§ **Brief**
In the listing below, locate the lines that hold "卫生招聘考试之卫生招聘" and copy them.

§ **Record set**

_ _ _ _ _ _ _

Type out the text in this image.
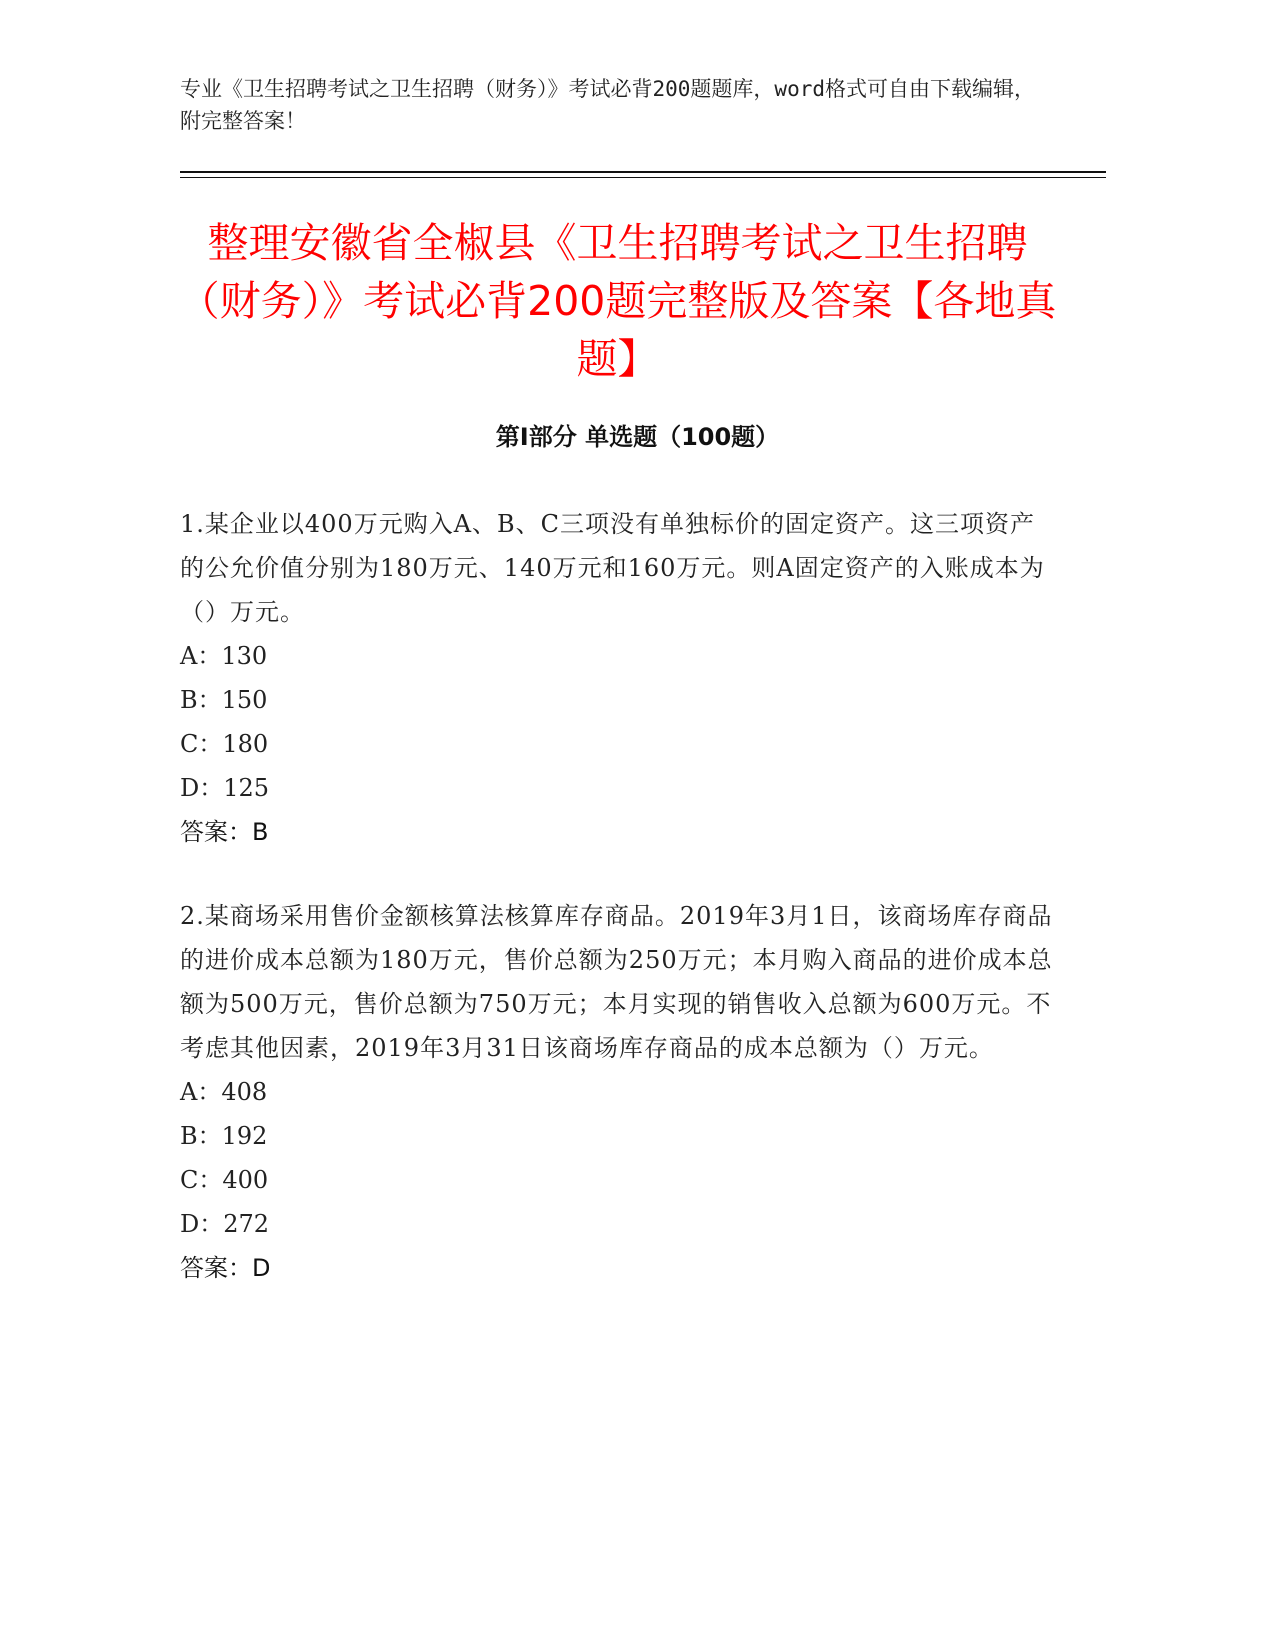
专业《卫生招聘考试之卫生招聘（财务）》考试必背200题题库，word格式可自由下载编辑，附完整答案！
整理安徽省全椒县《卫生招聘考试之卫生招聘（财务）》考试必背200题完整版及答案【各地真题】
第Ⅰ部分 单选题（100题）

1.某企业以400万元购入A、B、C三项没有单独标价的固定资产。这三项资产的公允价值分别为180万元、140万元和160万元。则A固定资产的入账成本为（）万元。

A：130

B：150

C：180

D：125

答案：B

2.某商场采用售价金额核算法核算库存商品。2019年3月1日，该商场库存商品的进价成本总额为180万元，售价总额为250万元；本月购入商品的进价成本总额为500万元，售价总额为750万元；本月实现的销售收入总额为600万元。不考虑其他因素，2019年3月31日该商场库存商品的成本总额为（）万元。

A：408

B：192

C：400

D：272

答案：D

_ _ _ _ _ _ _

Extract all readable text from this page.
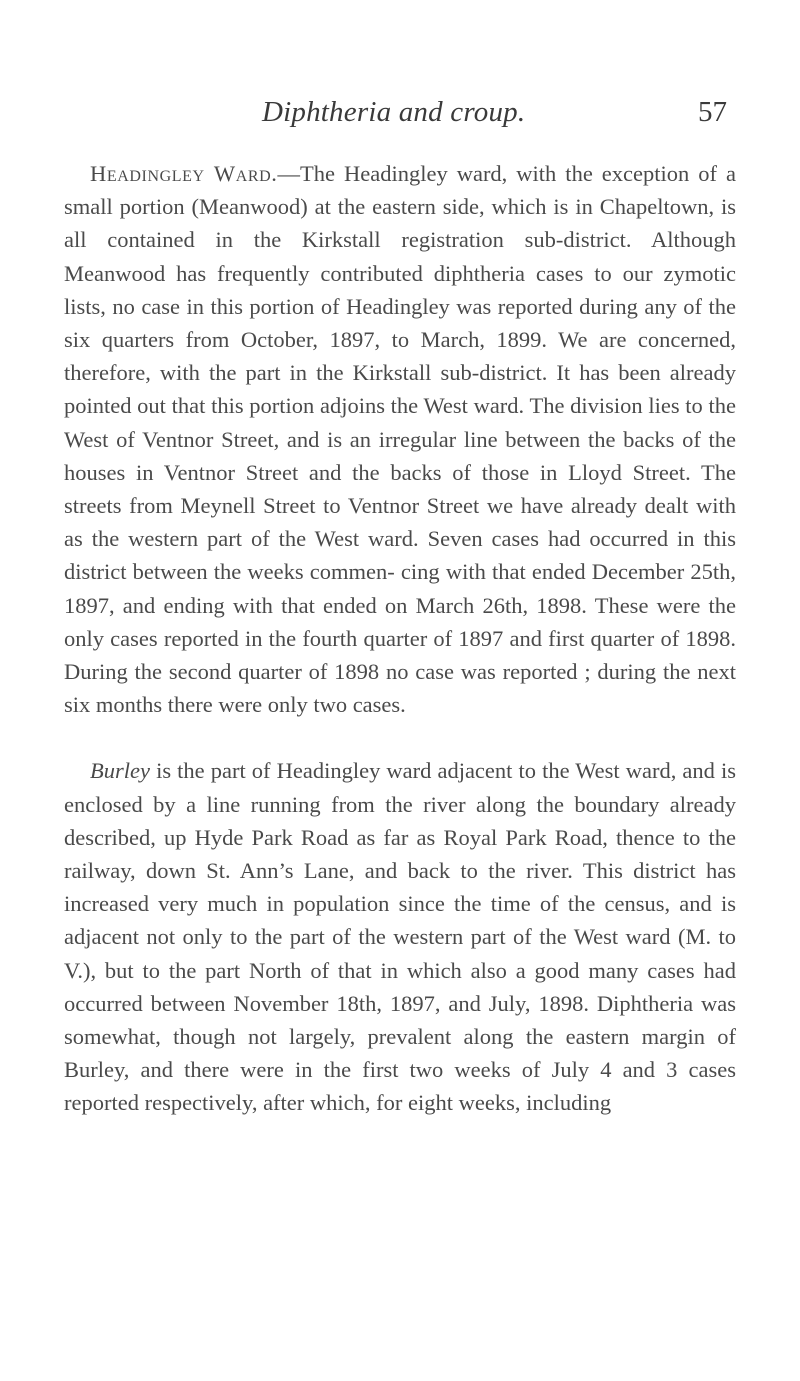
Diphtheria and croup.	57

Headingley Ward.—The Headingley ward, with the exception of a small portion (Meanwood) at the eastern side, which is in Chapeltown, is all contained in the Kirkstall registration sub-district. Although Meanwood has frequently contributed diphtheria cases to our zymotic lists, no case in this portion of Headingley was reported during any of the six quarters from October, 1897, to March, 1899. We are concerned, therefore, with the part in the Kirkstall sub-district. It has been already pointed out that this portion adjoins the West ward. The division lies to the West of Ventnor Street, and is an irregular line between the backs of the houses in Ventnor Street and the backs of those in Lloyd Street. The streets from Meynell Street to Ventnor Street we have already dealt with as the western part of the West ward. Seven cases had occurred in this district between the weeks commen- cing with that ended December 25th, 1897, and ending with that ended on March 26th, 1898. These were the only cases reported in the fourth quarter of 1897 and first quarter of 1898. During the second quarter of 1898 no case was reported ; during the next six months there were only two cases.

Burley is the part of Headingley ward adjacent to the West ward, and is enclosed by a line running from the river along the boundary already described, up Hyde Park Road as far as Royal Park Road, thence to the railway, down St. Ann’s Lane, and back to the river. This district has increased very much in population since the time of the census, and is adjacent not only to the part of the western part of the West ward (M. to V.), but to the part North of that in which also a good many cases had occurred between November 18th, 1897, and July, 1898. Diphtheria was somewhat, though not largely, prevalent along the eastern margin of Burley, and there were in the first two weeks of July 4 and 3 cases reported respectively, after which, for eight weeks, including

_ _ _ _ _ _ _

§ **Full output**
专业《卫生招聘考试之卫生招聘（财务）》考试必背200题题库，word格式可自由下载编辑，附完整答案！
整理安徽省全椒县《卫生招聘考试之卫生招聘（财务）》考试必背200题完整版及答案【各地真题】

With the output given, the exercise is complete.